*Exercise brief:* Repeat every record below exactly, but leave out any pictures.

*Available records:*
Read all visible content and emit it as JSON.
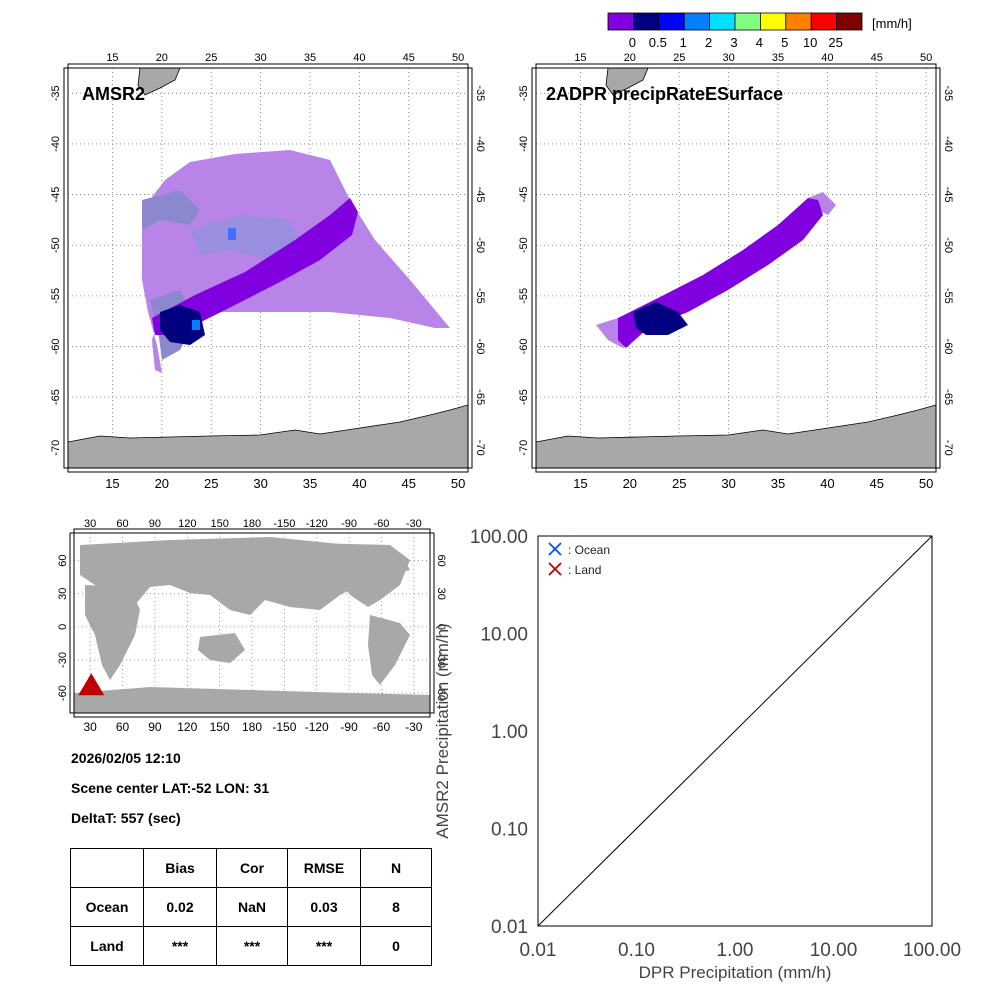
{
  "colorbar": {
    "unit": "[mm/h]",
    "labels": [
      "0",
      "0.5",
      "1",
      "2",
      "3",
      "4",
      "5",
      "10",
      "25"
    ],
    "colors": [
      "#8000e0",
      "#000080",
      "#0000ff",
      "#0080ff",
      "#00e0ff",
      "#80ff80",
      "#ffff00",
      "#ff8000",
      "#ff0000",
      "#800000"
    ]
  },
  "map_left": {
    "title": "AMSR2",
    "lon_ticks": [
      "15",
      "20",
      "25",
      "30",
      "35",
      "40",
      "45",
      "50"
    ],
    "lat_ticks": [
      "-35",
      "-40",
      "-45",
      "-50",
      "-55",
      "-60",
      "-65",
      "-70"
    ]
  },
  "map_right": {
    "title": "2ADPR precipRateESurface",
    "lon_ticks": [
      "15",
      "20",
      "25",
      "30",
      "35",
      "40",
      "45",
      "50"
    ],
    "lat_ticks": [
      "-35",
      "-40",
      "-45",
      "-50",
      "-55",
      "-60",
      "-65",
      "-70"
    ]
  },
  "globe": {
    "lon_ticks": [
      "30",
      "60",
      "90",
      "120",
      "150",
      "180",
      "-150",
      "-120",
      "-90",
      "-60",
      "-30"
    ],
    "lat_ticks": [
      "60",
      "30",
      "0",
      "-30",
      "-60"
    ],
    "marker_color": "#c00000"
  },
  "info": {
    "datetime": "2026/02/05 12:10",
    "scene_center": "Scene center LAT:-52   LON:  31",
    "delta_t": "DeltaT:  557 (sec)"
  },
  "stats": {
    "headers": [
      "",
      "Bias",
      "Cor",
      "RMSE",
      "N"
    ],
    "rows": [
      [
        "Ocean",
        "0.02",
        "NaN",
        "0.03",
        "8"
      ],
      [
        "Land",
        "***",
        "***",
        "***",
        "0"
      ]
    ]
  },
  "chart_data": {
    "type": "scatter",
    "xlabel": "DPR Precipitation (mm/h)",
    "ylabel": "AMSR2 Precipitation (mm/h)",
    "xscale": "log",
    "yscale": "log",
    "xlim": [
      0.01,
      100
    ],
    "ylim": [
      0.01,
      100
    ],
    "x_ticks": [
      "0.01",
      "0.10",
      "1.00",
      "10.00",
      "100.00"
    ],
    "y_ticks": [
      "0.01",
      "0.10",
      "1.00",
      "10.00",
      "100.00"
    ],
    "reference_line": "1:1",
    "legend_position": "top-left",
    "series": [
      {
        "name": ": Ocean",
        "color": "#0050ff",
        "marker": "x",
        "points": []
      },
      {
        "name": ": Land",
        "color": "#c00000",
        "marker": "x",
        "points": []
      }
    ]
  }
}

*Result:*
Read all visible content and emit it as JSON.
{
  "colorbar": {
    "unit": "[mm/h]",
    "labels": [
      "0",
      "0.5",
      "1",
      "2",
      "3",
      "4",
      "5",
      "10",
      "25"
    ],
    "colors": [
      "#8000e0",
      "#000080",
      "#0000ff",
      "#0080ff",
      "#00e0ff",
      "#80ff80",
      "#ffff00",
      "#ff8000",
      "#ff0000",
      "#800000"
    ]
  },
  "map_left": {
    "title": "AMSR2",
    "lon_ticks": [
      "15",
      "20",
      "25",
      "30",
      "35",
      "40",
      "45",
      "50"
    ],
    "lat_ticks": [
      "-35",
      "-40",
      "-45",
      "-50",
      "-55",
      "-60",
      "-65",
      "-70"
    ]
  },
  "map_right": {
    "title": "2ADPR precipRateESurface",
    "lon_ticks": [
      "15",
      "20",
      "25",
      "30",
      "35",
      "40",
      "45",
      "50"
    ],
    "lat_ticks": [
      "-35",
      "-40",
      "-45",
      "-50",
      "-55",
      "-60",
      "-65",
      "-70"
    ]
  },
  "globe": {
    "lon_ticks": [
      "30",
      "60",
      "90",
      "120",
      "150",
      "180",
      "-150",
      "-120",
      "-90",
      "-60",
      "-30"
    ],
    "lat_ticks": [
      "60",
      "30",
      "0",
      "-30",
      "-60"
    ],
    "marker_color": "#c00000"
  },
  "info": {
    "datetime": "2026/02/05 12:10",
    "scene_center": "Scene center LAT:-52   LON:  31",
    "delta_t": "DeltaT:  557 (sec)"
  },
  "stats": {
    "headers": [
      "",
      "Bias",
      "Cor",
      "RMSE",
      "N"
    ],
    "rows": [
      [
        "Ocean",
        "0.02",
        "NaN",
        "0.03",
        "8"
      ],
      [
        "Land",
        "***",
        "***",
        "***",
        "0"
      ]
    ]
  },
  "chart_data": {
    "type": "scatter",
    "xlabel": "DPR Precipitation (mm/h)",
    "ylabel": "AMSR2 Precipitation (mm/h)",
    "xscale": "log",
    "yscale": "log",
    "xlim": [
      0.01,
      100
    ],
    "ylim": [
      0.01,
      100
    ],
    "x_ticks": [
      "0.01",
      "0.10",
      "1.00",
      "10.00",
      "100.00"
    ],
    "y_ticks": [
      "0.01",
      "0.10",
      "1.00",
      "10.00",
      "100.00"
    ],
    "reference_line": "1:1",
    "legend_position": "top-left",
    "series": [
      {
        "name": ": Ocean",
        "color": "#0050ff",
        "marker": "x",
        "points": []
      },
      {
        "name": ": Land",
        "color": "#c00000",
        "marker": "x",
        "points": []
      }
    ]
  }
}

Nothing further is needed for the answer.